[Data listing]
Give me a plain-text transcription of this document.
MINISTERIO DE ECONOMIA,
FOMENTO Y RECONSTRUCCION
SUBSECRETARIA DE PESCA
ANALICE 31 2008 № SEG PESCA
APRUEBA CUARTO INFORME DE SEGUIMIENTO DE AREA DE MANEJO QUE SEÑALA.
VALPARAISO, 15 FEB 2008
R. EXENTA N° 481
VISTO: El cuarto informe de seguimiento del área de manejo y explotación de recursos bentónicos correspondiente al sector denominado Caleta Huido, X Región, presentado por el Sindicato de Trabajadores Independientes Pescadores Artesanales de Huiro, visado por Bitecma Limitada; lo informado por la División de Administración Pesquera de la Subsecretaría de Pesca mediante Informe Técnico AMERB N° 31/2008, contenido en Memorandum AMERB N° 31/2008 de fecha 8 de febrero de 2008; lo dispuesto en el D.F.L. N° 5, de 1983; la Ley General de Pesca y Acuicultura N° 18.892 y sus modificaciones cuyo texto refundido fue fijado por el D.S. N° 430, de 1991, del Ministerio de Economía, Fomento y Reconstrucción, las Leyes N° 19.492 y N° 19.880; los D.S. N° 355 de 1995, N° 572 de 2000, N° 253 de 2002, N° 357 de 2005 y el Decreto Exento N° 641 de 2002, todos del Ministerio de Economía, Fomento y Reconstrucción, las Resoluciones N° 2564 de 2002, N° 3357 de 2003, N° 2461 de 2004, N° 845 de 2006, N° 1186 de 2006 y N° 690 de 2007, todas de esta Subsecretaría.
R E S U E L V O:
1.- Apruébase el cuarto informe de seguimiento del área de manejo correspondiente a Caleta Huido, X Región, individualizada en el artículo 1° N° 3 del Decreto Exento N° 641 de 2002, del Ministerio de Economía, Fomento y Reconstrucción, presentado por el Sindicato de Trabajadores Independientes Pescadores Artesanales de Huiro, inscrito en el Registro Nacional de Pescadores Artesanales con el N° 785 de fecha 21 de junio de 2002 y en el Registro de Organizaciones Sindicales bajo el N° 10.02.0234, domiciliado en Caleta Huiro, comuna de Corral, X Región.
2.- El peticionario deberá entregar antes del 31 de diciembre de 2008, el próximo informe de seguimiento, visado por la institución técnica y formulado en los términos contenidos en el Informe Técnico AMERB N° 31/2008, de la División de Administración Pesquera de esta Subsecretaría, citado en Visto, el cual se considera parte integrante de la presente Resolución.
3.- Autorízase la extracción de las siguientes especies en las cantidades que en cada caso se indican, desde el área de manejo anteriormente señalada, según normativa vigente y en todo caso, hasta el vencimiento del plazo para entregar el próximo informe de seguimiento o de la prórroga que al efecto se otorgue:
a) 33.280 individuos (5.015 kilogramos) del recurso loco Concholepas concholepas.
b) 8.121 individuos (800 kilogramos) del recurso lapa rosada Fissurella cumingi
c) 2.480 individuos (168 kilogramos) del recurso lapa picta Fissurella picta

• _GOAL_
Give back all the records exactly as they stand.

• _COMPLETED TASK_
Give me a plain-text transcription of this document.
MINISTERIO DE ECONOMIA,
FOMENTO Y RECONSTRUCCION
SUBSECRETARIA DE PESCA
ANALICE 31 2008 № SEG PESCA
APRUEBA CUARTO INFORME DE SEGUIMIENTO DE AREA DE MANEJO QUE SEÑALA.
VALPARAISO, 15 FEB 2008
R. EXENTA N° 481
VISTO: El cuarto informe de seguimiento del área de manejo y explotación de recursos bentónicos correspondiente al sector denominado Caleta Huido, X Región, presentado por el Sindicato de Trabajadores Independientes Pescadores Artesanales de Huiro, visado por Bitecma Limitada; lo informado por la División de Administración Pesquera de la Subsecretaría de Pesca mediante Informe Técnico AMERB N° 31/2008, contenido en Memorandum AMERB N° 31/2008 de fecha 8 de febrero de 2008; lo dispuesto en el D.F.L. N° 5, de 1983; la Ley General de Pesca y Acuicultura N° 18.892 y sus modificaciones cuyo texto refundido fue fijado por el D.S. N° 430, de 1991, del Ministerio de Economía, Fomento y Reconstrucción, las Leyes N° 19.492 y N° 19.880; los D.S. N° 355 de 1995, N° 572 de 2000, N° 253 de 2002, N° 357 de 2005 y el Decreto Exento N° 641 de 2002, todos del Ministerio de Economía, Fomento y Reconstrucción, las Resoluciones N° 2564 de 2002, N° 3357 de 2003, N° 2461 de 2004, N° 845 de 2006, N° 1186 de 2006 y N° 690 de 2007, todas de esta Subsecretaría.
R E S U E L V O:
1.- Apruébase el cuarto informe de seguimiento del área de manejo correspondiente a Caleta Huido, X Región, individualizada en el artículo 1° N° 3 del Decreto Exento N° 641 de 2002, del Ministerio de Economía, Fomento y Reconstrucción, presentado por el Sindicato de Trabajadores Independientes Pescadores Artesanales de Huiro, inscrito en el Registro Nacional de Pescadores Artesanales con el N° 785 de fecha 21 de junio de 2002 y en el Registro de Organizaciones Sindicales bajo el N° 10.02.0234, domiciliado en Caleta Huiro, comuna de Corral, X Región.
2.- El peticionario deberá entregar antes del 31 de diciembre de 2008, el próximo informe de seguimiento, visado por la institución técnica y formulado en los términos contenidos en el Informe Técnico AMERB N° 31/2008, de la División de Administración Pesquera de esta Subsecretaría, citado en Visto, el cual se considera parte integrante de la presente Resolución.
3.- Autorízase la extracción de las siguientes especies en las cantidades que en cada caso se indican, desde el área de manejo anteriormente señalada, según normativa vigente y en todo caso, hasta el vencimiento del plazo para entregar el próximo informe de seguimiento o de la prórroga que al efecto se otorgue:
a) 33.280 individuos (5.015 kilogramos) del recurso loco Concholepas concholepas.
b) 8.121 individuos (800 kilogramos) del recurso lapa rosada Fissurella cumingi
c) 2.480 individuos (168 kilogramos) del recurso lapa picta Fissurella picta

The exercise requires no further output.